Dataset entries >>

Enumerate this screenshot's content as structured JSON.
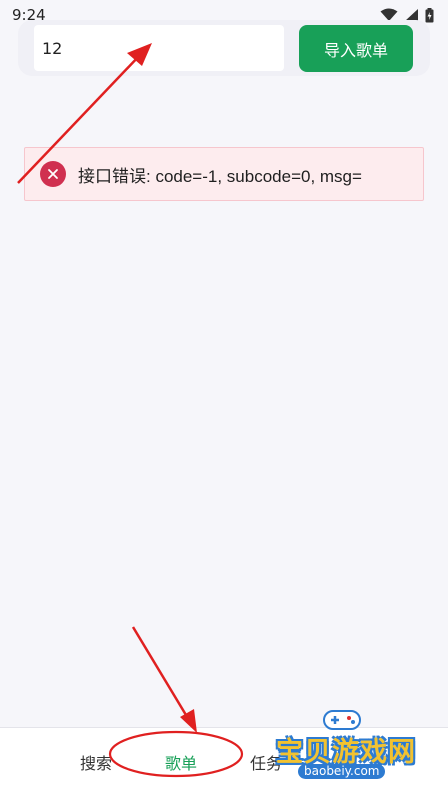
{
  "status_bar": {
    "time": "9:24"
  },
  "import_bar": {
    "input_value": "12",
    "import_button_label": "导入歌单"
  },
  "error_alert": {
    "message": "接口错误: code=-1, subcode=0, msg="
  },
  "tab_bar": {
    "tabs": [
      {
        "label": "搜索"
      },
      {
        "label": "歌单",
        "active": true
      },
      {
        "label": "任务"
      }
    ]
  },
  "watermark": {
    "text": "宝贝游戏网",
    "url": "baobeiy.com"
  },
  "colors": {
    "accent": "#18a058",
    "error": "#d03050",
    "error_bg": "#fdecee",
    "annotation": "#e02020"
  }
}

Work to be completed >> Repeat each entry exactly. Pictures do not belong in the copy.

Expected answer >>
Enumerate this screenshot's content as structured JSON.
{
  "status_bar": {
    "time": "9:24"
  },
  "import_bar": {
    "input_value": "12",
    "import_button_label": "导入歌单"
  },
  "error_alert": {
    "message": "接口错误: code=-1, subcode=0, msg="
  },
  "tab_bar": {
    "tabs": [
      {
        "label": "搜索"
      },
      {
        "label": "歌单",
        "active": true
      },
      {
        "label": "任务"
      }
    ]
  },
  "watermark": {
    "text": "宝贝游戏网",
    "url": "baobeiy.com"
  },
  "colors": {
    "accent": "#18a058",
    "error": "#d03050",
    "error_bg": "#fdecee",
    "annotation": "#e02020"
  }
}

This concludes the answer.